* _Information provided_

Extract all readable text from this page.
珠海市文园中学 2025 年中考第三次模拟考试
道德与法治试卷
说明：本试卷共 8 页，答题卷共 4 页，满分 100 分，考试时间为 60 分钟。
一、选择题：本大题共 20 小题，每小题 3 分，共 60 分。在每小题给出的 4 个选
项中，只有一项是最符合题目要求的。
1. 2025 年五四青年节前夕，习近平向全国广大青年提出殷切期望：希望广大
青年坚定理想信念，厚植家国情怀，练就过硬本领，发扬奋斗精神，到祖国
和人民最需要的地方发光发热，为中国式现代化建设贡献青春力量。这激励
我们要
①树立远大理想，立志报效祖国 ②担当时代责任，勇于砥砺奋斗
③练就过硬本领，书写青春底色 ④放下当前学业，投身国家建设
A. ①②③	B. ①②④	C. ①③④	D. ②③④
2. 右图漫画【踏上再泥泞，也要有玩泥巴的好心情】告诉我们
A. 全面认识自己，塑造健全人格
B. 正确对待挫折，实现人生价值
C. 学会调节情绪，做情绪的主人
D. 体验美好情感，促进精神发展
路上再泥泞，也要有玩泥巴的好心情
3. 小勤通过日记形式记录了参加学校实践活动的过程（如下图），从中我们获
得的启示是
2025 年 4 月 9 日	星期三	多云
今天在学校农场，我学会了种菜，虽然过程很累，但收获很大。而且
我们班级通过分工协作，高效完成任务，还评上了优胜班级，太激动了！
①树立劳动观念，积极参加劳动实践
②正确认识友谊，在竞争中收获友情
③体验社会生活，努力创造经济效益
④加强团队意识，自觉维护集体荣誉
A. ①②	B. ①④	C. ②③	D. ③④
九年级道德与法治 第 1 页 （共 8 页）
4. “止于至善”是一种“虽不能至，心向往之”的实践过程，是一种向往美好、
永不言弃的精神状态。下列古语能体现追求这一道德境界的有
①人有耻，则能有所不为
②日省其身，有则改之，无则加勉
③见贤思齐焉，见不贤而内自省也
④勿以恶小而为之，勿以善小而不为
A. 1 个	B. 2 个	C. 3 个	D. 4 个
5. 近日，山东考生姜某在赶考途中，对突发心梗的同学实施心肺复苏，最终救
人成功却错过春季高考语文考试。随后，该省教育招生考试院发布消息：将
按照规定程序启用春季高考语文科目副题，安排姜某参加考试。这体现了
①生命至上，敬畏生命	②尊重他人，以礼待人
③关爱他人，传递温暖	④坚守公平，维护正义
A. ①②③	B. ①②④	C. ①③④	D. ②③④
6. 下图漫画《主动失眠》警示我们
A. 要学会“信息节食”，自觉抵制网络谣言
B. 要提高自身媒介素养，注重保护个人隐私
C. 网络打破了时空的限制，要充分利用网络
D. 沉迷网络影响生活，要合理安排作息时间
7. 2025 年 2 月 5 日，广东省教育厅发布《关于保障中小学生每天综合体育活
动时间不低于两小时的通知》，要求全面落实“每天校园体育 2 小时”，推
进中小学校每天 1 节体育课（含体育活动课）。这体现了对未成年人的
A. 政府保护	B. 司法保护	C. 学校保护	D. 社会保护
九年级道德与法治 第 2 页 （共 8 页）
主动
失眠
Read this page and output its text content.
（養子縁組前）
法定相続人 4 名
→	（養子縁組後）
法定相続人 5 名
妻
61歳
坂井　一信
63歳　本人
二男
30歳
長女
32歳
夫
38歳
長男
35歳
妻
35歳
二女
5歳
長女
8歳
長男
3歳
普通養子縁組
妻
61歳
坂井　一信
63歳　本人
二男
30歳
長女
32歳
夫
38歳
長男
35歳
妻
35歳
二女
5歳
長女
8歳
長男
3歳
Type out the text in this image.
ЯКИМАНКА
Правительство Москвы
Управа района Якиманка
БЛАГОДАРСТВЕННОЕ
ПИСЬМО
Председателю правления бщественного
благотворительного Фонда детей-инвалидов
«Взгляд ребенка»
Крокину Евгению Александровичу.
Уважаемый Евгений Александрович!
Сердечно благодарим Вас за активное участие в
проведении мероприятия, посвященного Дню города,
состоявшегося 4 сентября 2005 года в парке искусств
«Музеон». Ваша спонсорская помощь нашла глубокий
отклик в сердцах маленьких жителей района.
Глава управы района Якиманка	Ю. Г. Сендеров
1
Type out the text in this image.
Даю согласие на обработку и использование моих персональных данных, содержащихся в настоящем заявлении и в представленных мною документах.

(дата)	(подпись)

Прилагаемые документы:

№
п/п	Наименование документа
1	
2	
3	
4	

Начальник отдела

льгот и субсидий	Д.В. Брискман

* _Set exercise_
Copy out the whole listing exactly.

* _Finished exercise_
Extract all readable text from this page.
珠海市文园中学 2025 年中考第三次模拟考试
道德与法治试卷
说明：本试卷共 8 页，答题卷共 4 页，满分 100 分，考试时间为 60 分钟。
一、选择题：本大题共 20 小题，每小题 3 分，共 60 分。在每小题给出的 4 个选
项中，只有一项是最符合题目要求的。
1. 2025 年五四青年节前夕，习近平向全国广大青年提出殷切期望：希望广大
青年坚定理想信念，厚植家国情怀，练就过硬本领，发扬奋斗精神，到祖国
和人民最需要的地方发光发热，为中国式现代化建设贡献青春力量。这激励
我们要
①树立远大理想，立志报效祖国 ②担当时代责任，勇于砥砺奋斗
③练就过硬本领，书写青春底色 ④放下当前学业，投身国家建设
A. ①②③	B. ①②④	C. ①③④	D. ②③④
2. 右图漫画【踏上再泥泞，也要有玩泥巴的好心情】告诉我们
A. 全面认识自己，塑造健全人格
B. 正确对待挫折，实现人生价值
C. 学会调节情绪，做情绪的主人
D. 体验美好情感，促进精神发展
路上再泥泞，也要有玩泥巴的好心情
3. 小勤通过日记形式记录了参加学校实践活动的过程（如下图），从中我们获
得的启示是
2025 年 4 月 9 日	星期三	多云
今天在学校农场，我学会了种菜，虽然过程很累，但收获很大。而且
我们班级通过分工协作，高效完成任务，还评上了优胜班级，太激动了！
①树立劳动观念，积极参加劳动实践
②正确认识友谊，在竞争中收获友情
③体验社会生活，努力创造经济效益
④加强团队意识，自觉维护集体荣誉
A. ①②	B. ①④	C. ②③	D. ③④
九年级道德与法治 第 1 页 （共 8 页）
4. “止于至善”是一种“虽不能至，心向往之”的实践过程，是一种向往美好、
永不言弃的精神状态。下列古语能体现追求这一道德境界的有
①人有耻，则能有所不为
②日省其身，有则改之，无则加勉
③见贤思齐焉，见不贤而内自省也
④勿以恶小而为之，勿以善小而不为
A. 1 个	B. 2 个	C. 3 个	D. 4 个
5. 近日，山东考生姜某在赶考途中，对突发心梗的同学实施心肺复苏，最终救
人成功却错过春季高考语文考试。随后，该省教育招生考试院发布消息：将
按照规定程序启用春季高考语文科目副题，安排姜某参加考试。这体现了
①生命至上，敬畏生命	②尊重他人，以礼待人
③关爱他人，传递温暖	④坚守公平，维护正义
A. ①②③	B. ①②④	C. ①③④	D. ②③④
6. 下图漫画《主动失眠》警示我们
A. 要学会“信息节食”，自觉抵制网络谣言
B. 要提高自身媒介素养，注重保护个人隐私
C. 网络打破了时空的限制，要充分利用网络
D. 沉迷网络影响生活，要合理安排作息时间
7. 2025 年 2 月 5 日，广东省教育厅发布《关于保障中小学生每天综合体育活
动时间不低于两小时的通知》，要求全面落实“每天校园体育 2 小时”，推
进中小学校每天 1 节体育课（含体育活动课）。这体现了对未成年人的
A. 政府保护	B. 司法保护	C. 学校保护	D. 社会保护
九年级道德与法治 第 2 页 （共 8 页）
主动
失眠
Read this page and output its text content.
（養子縁組前）
法定相続人 4 名
→	（養子縁組後）
法定相続人 5 名
妻
61歳
坂井　一信
63歳　本人
二男
30歳
長女
32歳
夫
38歳
長男
35歳
妻
35歳
二女
5歳
長女
8歳
長男
3歳
普通養子縁組
妻
61歳
坂井　一信
63歳　本人
二男
30歳
長女
32歳
夫
38歳
長男
35歳
妻
35歳
二女
5歳
長女
8歳
長男
3歳
Type out the text in this image.
ЯКИМАНКА
Правительство Москвы
Управа района Якиманка
БЛАГОДАРСТВЕННОЕ
ПИСЬМО
Председателю правления бщественного
благотворительного Фонда детей-инвалидов
«Взгляд ребенка»
Крокину Евгению Александровичу.
Уважаемый Евгений Александрович!
Сердечно благодарим Вас за активное участие в
проведении мероприятия, посвященного Дню города,
состоявшегося 4 сентября 2005 года в парке искусств
«Музеон». Ваша спонсорская помощь нашла глубокий
отклик в сердцах маленьких жителей района.
Глава управы района Якиманка	Ю. Г. Сендеров
1
Type out the text in this image.
Даю согласие на обработку и использование моих персональных данных, содержащихся в настоящем заявлении и в представленных мною документах.

(дата)	(подпись)

Прилагаемые документы:

№
п/п	Наименование документа
1	
2	
3	
4	

Начальник отдела

льгот и субсидий	Д.В. Брискман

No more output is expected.